§ **What needs to be done**
Extract the records in full, leaving every picture out.

----------

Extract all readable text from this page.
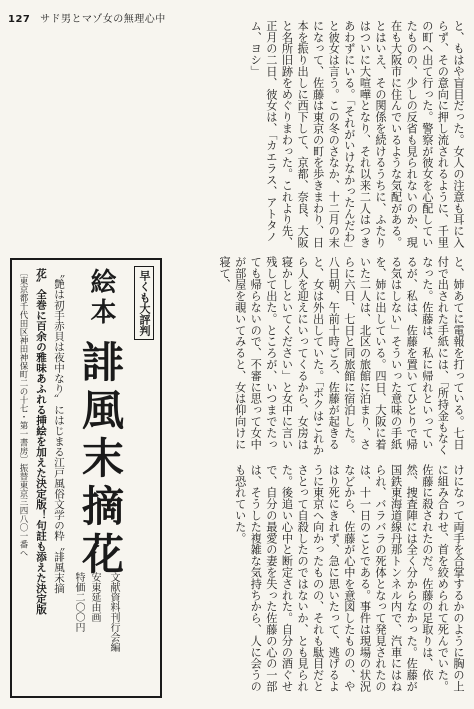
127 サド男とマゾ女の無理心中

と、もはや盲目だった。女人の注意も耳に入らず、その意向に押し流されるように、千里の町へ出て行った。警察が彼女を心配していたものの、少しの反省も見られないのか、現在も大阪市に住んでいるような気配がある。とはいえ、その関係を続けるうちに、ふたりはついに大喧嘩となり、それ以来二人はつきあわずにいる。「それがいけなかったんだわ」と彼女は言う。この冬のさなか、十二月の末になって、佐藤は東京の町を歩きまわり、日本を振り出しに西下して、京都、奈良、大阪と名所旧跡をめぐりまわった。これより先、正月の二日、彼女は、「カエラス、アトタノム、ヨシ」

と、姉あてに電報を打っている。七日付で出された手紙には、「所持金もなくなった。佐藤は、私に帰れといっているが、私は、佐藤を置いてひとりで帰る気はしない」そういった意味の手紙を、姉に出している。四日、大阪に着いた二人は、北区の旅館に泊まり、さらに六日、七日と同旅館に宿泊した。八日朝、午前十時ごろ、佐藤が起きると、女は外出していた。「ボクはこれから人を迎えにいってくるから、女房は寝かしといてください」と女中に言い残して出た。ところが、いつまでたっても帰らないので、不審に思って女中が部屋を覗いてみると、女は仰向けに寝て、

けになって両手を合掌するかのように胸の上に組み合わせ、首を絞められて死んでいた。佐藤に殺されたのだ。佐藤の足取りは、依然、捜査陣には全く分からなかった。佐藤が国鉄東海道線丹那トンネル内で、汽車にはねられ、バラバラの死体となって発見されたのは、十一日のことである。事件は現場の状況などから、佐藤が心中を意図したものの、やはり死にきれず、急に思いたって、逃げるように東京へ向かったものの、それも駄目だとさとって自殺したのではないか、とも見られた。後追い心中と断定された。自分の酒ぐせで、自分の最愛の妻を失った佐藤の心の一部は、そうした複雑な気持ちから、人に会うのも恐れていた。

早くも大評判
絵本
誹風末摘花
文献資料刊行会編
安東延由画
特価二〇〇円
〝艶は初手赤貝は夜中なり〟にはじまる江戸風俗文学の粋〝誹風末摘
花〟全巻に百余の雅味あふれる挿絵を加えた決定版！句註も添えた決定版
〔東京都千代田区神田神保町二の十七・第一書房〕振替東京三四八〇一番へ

----------

§ **The output**
Extract all readable text from this page.
127 サド男とマゾ女の無理心中

と、もはや盲目だった。女人の注意も耳に入らず、その意向に押し流されるように、千里の町へ出て行った。警察が彼女を心配していたものの、少しの反省も見られないのか、現在も大阪市に住んでいるような気配がある。とはいえ、その関係を続けるうちに、ふたりはついに大喧嘩となり、それ以来二人はつきあわずにいる。「それがいけなかったんだわ」と彼女は言う。この冬のさなか、十二月の末になって、佐藤は東京の町を歩きまわり、日本を振り出しに西下して、京都、奈良、大阪と名所旧跡をめぐりまわった。これより先、正月の二日、彼女は、「カエラス、アトタノム、ヨシ」

と、姉あてに電報を打っている。七日付で出された手紙には、「所持金もなくなった。佐藤は、私に帰れといっているが、私は、佐藤を置いてひとりで帰る気はしない」そういった意味の手紙を、姉に出している。四日、大阪に着いた二人は、北区の旅館に泊まり、さらに六日、七日と同旅館に宿泊した。八日朝、午前十時ごろ、佐藤が起きると、女は外出していた。「ボクはこれから人を迎えにいってくるから、女房は寝かしといてください」と女中に言い残して出た。ところが、いつまでたっても帰らないので、不審に思って女中が部屋を覗いてみると、女は仰向けに寝て、

けになって両手を合掌するかのように胸の上に組み合わせ、首を絞められて死んでいた。佐藤に殺されたのだ。佐藤の足取りは、依然、捜査陣には全く分からなかった。佐藤が国鉄東海道線丹那トンネル内で、汽車にはねられ、バラバラの死体となって発見されたのは、十一日のことである。事件は現場の状況などから、佐藤が心中を意図したものの、やはり死にきれず、急に思いたって、逃げるように東京へ向かったものの、それも駄目だとさとって自殺したのではないか、とも見られた。後追い心中と断定された。自分の酒ぐせで、自分の最愛の妻を失った佐藤の心の一部は、そうした複雑な気持ちから、人に会うのも恐れていた。

早くも大評判
絵本
誹風末摘花
文献資料刊行会編
安東延由画
特価二〇〇円
〝艶は初手赤貝は夜中なり〟にはじまる江戸風俗文学の粋〝誹風末摘
花〟全巻に百余の雅味あふれる挿絵を加えた決定版！句註も添えた決定版
〔東京都千代田区神田神保町二の十七・第一書房〕振替東京三四八〇一番へ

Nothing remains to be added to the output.